Collect each line containing "this".

DATA PROVIDED >>
↓
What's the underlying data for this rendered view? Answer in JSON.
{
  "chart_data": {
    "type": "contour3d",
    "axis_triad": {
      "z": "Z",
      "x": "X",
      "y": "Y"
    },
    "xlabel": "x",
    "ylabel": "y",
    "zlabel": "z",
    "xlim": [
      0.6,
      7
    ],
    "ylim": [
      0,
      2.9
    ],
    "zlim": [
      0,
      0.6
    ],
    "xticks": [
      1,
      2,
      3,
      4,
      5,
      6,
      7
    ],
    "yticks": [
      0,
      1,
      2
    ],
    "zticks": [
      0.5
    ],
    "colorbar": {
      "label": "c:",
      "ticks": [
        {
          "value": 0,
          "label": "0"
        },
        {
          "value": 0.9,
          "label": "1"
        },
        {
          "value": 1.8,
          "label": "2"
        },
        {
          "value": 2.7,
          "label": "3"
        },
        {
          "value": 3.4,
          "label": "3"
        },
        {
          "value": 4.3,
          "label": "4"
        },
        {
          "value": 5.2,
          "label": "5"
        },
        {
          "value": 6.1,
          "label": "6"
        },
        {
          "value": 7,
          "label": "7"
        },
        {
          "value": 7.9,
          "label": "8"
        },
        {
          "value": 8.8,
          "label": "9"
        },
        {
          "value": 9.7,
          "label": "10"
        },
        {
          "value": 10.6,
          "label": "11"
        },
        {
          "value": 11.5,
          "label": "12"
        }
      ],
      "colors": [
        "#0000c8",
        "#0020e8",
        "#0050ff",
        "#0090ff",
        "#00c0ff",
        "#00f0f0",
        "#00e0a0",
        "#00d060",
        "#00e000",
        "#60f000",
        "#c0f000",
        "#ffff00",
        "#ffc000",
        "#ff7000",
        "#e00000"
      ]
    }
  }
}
↑
↓
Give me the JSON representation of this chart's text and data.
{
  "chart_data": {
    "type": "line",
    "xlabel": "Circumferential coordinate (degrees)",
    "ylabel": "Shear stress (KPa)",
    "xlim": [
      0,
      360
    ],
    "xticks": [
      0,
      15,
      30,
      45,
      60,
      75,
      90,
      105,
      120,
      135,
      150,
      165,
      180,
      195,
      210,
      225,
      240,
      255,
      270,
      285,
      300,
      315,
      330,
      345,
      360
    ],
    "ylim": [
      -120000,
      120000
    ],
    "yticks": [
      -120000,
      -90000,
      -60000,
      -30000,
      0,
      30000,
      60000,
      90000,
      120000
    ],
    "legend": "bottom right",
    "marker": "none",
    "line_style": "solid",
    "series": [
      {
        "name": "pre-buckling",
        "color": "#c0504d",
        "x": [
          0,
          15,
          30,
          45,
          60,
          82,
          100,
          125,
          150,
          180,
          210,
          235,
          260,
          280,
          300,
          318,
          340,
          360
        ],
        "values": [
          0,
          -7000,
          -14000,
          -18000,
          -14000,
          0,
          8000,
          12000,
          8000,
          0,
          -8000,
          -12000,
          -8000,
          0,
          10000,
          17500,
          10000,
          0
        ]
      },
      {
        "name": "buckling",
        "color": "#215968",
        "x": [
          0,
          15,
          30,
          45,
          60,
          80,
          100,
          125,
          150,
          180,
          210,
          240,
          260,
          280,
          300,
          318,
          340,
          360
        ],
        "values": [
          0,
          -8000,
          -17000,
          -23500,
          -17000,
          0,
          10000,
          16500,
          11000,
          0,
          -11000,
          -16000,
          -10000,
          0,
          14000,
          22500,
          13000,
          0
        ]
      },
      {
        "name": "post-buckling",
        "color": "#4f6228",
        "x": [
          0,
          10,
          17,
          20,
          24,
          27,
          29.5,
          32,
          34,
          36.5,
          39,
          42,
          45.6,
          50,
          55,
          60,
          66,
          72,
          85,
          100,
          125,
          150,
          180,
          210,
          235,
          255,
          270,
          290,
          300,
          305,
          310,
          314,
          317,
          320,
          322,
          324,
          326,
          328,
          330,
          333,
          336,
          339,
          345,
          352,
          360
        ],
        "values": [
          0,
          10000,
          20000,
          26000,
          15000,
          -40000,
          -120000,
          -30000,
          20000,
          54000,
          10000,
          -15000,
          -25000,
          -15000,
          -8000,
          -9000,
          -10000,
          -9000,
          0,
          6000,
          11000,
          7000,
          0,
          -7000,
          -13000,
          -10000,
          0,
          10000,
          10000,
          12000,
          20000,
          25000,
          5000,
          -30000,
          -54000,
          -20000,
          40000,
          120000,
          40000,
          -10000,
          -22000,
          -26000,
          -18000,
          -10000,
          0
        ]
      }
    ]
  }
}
↑
↓
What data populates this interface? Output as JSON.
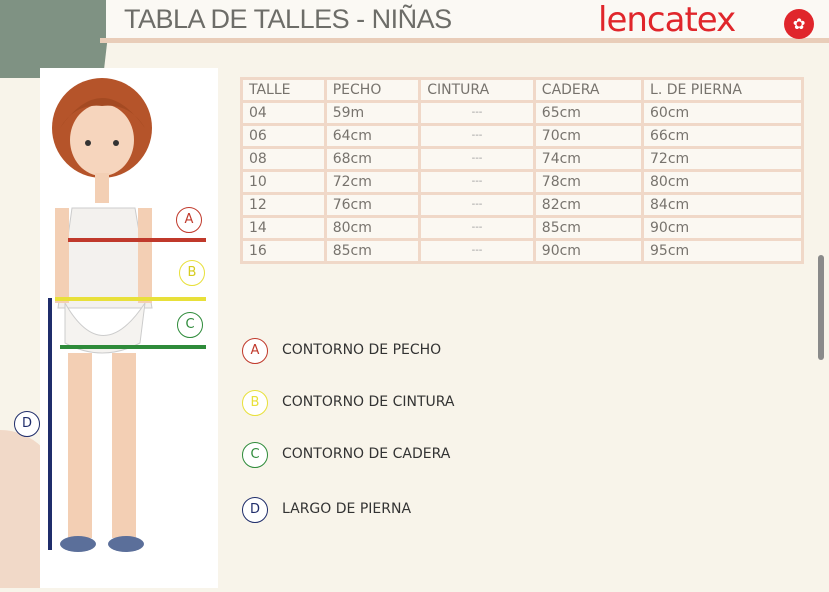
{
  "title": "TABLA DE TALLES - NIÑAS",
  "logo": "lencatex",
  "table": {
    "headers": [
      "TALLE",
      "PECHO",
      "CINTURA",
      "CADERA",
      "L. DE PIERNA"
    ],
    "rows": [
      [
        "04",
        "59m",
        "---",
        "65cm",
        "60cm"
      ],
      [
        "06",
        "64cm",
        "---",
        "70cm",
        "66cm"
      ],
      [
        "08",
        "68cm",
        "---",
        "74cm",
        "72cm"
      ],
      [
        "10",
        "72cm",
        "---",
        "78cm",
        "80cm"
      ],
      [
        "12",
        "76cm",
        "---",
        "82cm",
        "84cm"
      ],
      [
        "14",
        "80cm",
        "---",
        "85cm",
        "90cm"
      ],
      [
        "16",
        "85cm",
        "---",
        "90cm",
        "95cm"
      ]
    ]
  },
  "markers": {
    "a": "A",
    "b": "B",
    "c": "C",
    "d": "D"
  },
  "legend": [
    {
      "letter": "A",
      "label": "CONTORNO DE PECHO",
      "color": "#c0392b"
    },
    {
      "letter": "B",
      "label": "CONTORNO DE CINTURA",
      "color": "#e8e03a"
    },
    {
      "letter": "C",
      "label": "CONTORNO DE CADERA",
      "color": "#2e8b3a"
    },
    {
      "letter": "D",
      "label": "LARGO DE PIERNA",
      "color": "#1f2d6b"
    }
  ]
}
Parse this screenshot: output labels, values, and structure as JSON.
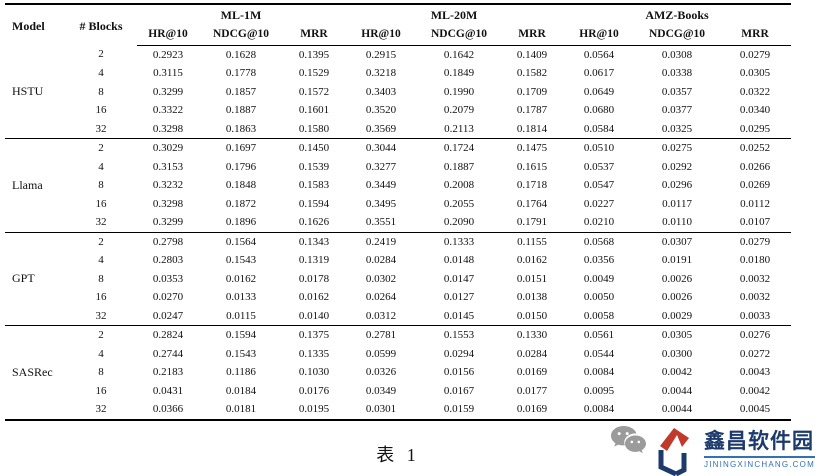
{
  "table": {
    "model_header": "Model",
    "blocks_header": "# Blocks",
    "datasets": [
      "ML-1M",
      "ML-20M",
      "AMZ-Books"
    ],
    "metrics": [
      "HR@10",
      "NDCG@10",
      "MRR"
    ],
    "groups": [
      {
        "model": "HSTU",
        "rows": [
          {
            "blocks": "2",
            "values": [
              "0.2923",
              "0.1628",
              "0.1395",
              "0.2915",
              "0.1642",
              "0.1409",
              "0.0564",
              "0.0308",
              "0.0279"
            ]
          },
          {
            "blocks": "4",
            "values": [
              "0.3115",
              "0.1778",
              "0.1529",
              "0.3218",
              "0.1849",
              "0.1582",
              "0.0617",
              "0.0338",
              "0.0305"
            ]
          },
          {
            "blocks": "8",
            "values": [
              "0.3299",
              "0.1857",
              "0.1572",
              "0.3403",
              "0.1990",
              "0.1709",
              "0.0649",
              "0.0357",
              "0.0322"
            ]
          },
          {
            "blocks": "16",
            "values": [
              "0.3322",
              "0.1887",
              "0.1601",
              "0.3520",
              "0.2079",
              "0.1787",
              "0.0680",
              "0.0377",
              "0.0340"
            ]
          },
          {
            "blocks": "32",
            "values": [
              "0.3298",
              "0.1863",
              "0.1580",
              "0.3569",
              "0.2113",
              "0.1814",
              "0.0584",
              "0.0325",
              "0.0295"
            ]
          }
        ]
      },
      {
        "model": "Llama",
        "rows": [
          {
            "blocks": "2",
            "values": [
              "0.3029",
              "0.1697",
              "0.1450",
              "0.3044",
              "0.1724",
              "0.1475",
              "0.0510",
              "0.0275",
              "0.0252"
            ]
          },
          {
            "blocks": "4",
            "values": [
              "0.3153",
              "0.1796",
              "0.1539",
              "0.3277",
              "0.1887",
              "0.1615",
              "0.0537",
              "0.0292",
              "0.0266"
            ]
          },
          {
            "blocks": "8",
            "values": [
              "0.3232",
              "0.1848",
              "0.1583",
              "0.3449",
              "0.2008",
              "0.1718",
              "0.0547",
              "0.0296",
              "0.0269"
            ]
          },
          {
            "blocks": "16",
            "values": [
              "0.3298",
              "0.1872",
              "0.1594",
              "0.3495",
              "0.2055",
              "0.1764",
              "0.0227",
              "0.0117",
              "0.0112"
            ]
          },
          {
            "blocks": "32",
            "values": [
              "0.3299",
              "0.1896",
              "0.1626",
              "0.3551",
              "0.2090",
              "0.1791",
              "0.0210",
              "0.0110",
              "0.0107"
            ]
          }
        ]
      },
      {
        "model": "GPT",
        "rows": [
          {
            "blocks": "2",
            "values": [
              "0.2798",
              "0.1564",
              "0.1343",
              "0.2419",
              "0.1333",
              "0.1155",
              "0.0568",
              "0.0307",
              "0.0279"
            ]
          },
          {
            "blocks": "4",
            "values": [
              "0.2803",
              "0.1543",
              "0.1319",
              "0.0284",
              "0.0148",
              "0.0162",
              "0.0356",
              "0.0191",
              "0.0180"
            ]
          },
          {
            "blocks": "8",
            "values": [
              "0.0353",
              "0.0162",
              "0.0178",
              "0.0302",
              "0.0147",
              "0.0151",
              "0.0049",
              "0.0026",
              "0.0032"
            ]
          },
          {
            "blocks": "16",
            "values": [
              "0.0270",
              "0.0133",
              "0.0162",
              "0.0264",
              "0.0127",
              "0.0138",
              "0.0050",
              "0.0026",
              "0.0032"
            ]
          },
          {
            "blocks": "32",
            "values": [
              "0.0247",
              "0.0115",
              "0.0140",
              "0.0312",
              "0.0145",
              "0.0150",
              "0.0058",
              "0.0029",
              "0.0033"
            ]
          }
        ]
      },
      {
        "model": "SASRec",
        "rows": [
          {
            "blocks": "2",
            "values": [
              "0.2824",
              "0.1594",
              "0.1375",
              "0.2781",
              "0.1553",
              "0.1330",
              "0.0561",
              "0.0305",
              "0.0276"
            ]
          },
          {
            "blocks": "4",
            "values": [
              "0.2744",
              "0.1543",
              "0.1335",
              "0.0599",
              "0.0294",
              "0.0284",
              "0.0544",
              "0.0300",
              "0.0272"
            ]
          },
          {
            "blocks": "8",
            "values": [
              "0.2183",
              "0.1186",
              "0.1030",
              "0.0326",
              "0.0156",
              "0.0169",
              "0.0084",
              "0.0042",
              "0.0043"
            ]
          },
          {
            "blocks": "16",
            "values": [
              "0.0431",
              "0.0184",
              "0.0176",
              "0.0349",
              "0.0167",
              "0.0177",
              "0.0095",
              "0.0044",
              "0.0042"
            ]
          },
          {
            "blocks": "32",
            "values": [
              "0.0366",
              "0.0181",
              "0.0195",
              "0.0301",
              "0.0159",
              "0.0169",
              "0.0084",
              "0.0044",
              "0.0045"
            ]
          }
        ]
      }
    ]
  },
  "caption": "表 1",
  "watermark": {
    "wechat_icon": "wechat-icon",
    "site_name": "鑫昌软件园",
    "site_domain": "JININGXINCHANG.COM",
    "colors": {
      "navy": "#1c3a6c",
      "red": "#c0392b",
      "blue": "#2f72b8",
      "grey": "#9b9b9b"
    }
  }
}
↑
FINAL ANSWER >>
What's the underlying data for this rendered view? Answer in JSON.
Give me the JSON representation of this chart's text and data.
What data populates this interface? Output as JSON.
Parse this screenshot: output labels, values, and structure as JSON.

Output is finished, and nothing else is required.